__REQUIREMENT__
Update the items below so that every "bar" becomes "column", with all other text left unchanged.

Start

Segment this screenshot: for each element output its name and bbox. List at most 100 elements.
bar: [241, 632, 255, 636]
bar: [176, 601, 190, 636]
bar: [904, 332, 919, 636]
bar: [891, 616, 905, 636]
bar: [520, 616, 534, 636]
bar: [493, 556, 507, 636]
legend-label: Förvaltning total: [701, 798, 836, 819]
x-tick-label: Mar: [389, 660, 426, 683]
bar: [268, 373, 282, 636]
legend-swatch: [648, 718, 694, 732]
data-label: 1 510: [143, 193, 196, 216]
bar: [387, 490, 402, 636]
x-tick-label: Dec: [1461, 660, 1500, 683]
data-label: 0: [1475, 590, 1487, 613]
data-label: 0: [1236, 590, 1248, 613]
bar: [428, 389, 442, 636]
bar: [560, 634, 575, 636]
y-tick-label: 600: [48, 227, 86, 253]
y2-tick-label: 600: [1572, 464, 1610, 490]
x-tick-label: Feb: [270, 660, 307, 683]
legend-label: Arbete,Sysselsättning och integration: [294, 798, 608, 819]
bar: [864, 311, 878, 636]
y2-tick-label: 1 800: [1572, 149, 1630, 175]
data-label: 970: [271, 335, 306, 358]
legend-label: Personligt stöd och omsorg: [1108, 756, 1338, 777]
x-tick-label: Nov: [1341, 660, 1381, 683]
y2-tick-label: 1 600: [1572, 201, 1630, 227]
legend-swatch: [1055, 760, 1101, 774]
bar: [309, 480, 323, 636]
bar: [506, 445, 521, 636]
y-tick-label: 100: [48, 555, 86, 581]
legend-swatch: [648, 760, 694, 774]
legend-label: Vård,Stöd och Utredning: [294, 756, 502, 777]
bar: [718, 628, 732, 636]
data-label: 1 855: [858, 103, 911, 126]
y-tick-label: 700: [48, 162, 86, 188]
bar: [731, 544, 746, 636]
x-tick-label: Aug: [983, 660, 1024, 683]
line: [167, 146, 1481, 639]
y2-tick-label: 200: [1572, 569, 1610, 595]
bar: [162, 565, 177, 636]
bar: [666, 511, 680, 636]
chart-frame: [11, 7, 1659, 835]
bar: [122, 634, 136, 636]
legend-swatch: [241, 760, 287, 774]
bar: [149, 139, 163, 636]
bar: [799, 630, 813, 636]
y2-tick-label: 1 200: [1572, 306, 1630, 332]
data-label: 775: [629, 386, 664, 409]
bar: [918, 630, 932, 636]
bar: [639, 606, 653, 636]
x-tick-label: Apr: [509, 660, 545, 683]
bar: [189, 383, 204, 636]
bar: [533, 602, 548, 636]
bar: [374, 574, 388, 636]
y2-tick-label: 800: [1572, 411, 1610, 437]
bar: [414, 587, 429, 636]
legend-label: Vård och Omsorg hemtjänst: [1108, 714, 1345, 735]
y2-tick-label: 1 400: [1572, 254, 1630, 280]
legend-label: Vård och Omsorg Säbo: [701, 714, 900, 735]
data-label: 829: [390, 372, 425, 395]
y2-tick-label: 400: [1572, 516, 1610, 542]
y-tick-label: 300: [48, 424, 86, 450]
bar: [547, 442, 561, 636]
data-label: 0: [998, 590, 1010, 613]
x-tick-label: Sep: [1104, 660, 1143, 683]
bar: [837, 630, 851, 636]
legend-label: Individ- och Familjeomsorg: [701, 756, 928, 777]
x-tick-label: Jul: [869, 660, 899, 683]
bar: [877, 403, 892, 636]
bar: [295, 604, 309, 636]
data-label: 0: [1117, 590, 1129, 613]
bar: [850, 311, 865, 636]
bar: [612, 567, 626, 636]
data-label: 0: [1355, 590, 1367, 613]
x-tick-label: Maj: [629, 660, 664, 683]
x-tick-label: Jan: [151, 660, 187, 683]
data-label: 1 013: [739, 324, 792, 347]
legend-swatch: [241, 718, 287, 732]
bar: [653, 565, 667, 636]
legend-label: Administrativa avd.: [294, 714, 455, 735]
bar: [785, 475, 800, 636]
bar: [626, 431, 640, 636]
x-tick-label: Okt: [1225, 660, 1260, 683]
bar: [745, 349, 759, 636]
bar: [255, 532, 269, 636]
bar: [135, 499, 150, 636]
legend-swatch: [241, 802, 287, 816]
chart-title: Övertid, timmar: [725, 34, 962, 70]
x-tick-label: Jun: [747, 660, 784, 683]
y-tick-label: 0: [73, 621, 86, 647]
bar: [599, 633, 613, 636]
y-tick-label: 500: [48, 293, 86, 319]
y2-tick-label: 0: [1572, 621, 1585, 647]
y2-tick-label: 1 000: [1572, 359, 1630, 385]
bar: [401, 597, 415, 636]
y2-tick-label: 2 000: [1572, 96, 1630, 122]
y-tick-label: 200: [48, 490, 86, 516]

End

__TASK SOLUTION__
Segment this screenshot: for each element output its name and bbox. List at most 100 elements.
column: [241, 632, 255, 636]
column: [176, 601, 190, 636]
column: [904, 332, 919, 636]
column: [891, 616, 905, 636]
column: [520, 616, 534, 636]
column: [493, 556, 507, 636]
legend-label: Förvaltning total: [701, 798, 836, 819]
x-tick-label: Mar: [389, 660, 426, 683]
column: [268, 373, 282, 636]
legend-swatch: [648, 718, 694, 732]
data-label: 1 510: [143, 193, 196, 216]
column: [387, 490, 402, 636]
x-tick-label: Dec: [1461, 660, 1500, 683]
data-label: 0: [1475, 590, 1487, 613]
data-label: 0: [1236, 590, 1248, 613]
column: [428, 389, 442, 636]
column: [560, 634, 575, 636]
y-tick-label: 600: [48, 227, 86, 253]
y2-tick-label: 600: [1572, 464, 1610, 490]
x-tick-label: Feb: [270, 660, 307, 683]
legend-label: Arbete,Sysselsättning och integration: [294, 798, 608, 819]
column: [864, 311, 878, 636]
y2-tick-label: 1 800: [1572, 149, 1630, 175]
data-label: 970: [271, 335, 306, 358]
legend-label: Personligt stöd och omsorg: [1108, 756, 1338, 777]
x-tick-label: Nov: [1341, 660, 1381, 683]
y2-tick-label: 1 600: [1572, 201, 1630, 227]
legend-swatch: [1055, 760, 1101, 774]
column: [309, 480, 323, 636]
column: [506, 445, 521, 636]
y-tick-label: 100: [48, 555, 86, 581]
legend-swatch: [648, 760, 694, 774]
legend-label: Vård,Stöd och Utredning: [294, 756, 502, 777]
column: [718, 628, 732, 636]
data-label: 1 855: [858, 103, 911, 126]
y-tick-label: 700: [48, 162, 86, 188]
column: [731, 544, 746, 636]
x-tick-label: Aug: [983, 660, 1024, 683]
line: [167, 146, 1481, 639]
y2-tick-label: 200: [1572, 569, 1610, 595]
column: [162, 565, 177, 636]
column: [666, 511, 680, 636]
chart-frame: [11, 7, 1659, 835]
column: [122, 634, 136, 636]
legend-swatch: [241, 760, 287, 774]
column: [149, 139, 163, 636]
column: [799, 630, 813, 636]
y2-tick-label: 1 200: [1572, 306, 1630, 332]
data-label: 775: [629, 386, 664, 409]
column: [918, 630, 932, 636]
column: [639, 606, 653, 636]
x-tick-label: Apr: [509, 660, 545, 683]
column: [189, 383, 204, 636]
column: [533, 602, 548, 636]
column: [374, 574, 388, 636]
y2-tick-label: 800: [1572, 411, 1610, 437]
column: [414, 587, 429, 636]
legend-label: Vård och Omsorg hemtjänst: [1108, 714, 1345, 735]
y2-tick-label: 1 400: [1572, 254, 1630, 280]
legend-label: Vård och Omsorg Säbo: [701, 714, 900, 735]
data-label: 829: [390, 372, 425, 395]
y2-tick-label: 400: [1572, 516, 1610, 542]
y-tick-label: 300: [48, 424, 86, 450]
column: [547, 442, 561, 636]
data-label: 0: [998, 590, 1010, 613]
x-tick-label: Sep: [1104, 660, 1143, 683]
column: [837, 630, 851, 636]
legend-label: Individ- och Familjeomsorg: [701, 756, 928, 777]
x-tick-label: Jul: [869, 660, 899, 683]
column: [877, 403, 892, 636]
column: [295, 604, 309, 636]
data-label: 0: [1117, 590, 1129, 613]
column: [850, 311, 865, 636]
column: [612, 567, 626, 636]
data-label: 0: [1355, 590, 1367, 613]
x-tick-label: Maj: [629, 660, 664, 683]
x-tick-label: Jan: [151, 660, 187, 683]
data-label: 1 013: [739, 324, 792, 347]
legend-swatch: [241, 718, 287, 732]
column: [653, 565, 667, 636]
legend-label: Administrativa avd.: [294, 714, 455, 735]
column: [785, 475, 800, 636]
column: [626, 431, 640, 636]
x-tick-label: Okt: [1225, 660, 1260, 683]
column: [745, 349, 759, 636]
column: [255, 532, 269, 636]
column: [135, 499, 150, 636]
legend-swatch: [241, 802, 287, 816]
chart-title: Övertid, timmar: [725, 34, 962, 70]
x-tick-label: Jun: [747, 660, 784, 683]
y-tick-label: 0: [73, 621, 86, 647]
column: [599, 633, 613, 636]
y-tick-label: 500: [48, 293, 86, 319]
y2-tick-label: 0: [1572, 621, 1585, 647]
y2-tick-label: 1 000: [1572, 359, 1630, 385]
column: [401, 597, 415, 636]
y2-tick-label: 2 000: [1572, 96, 1630, 122]
y-tick-label: 200: [48, 490, 86, 516]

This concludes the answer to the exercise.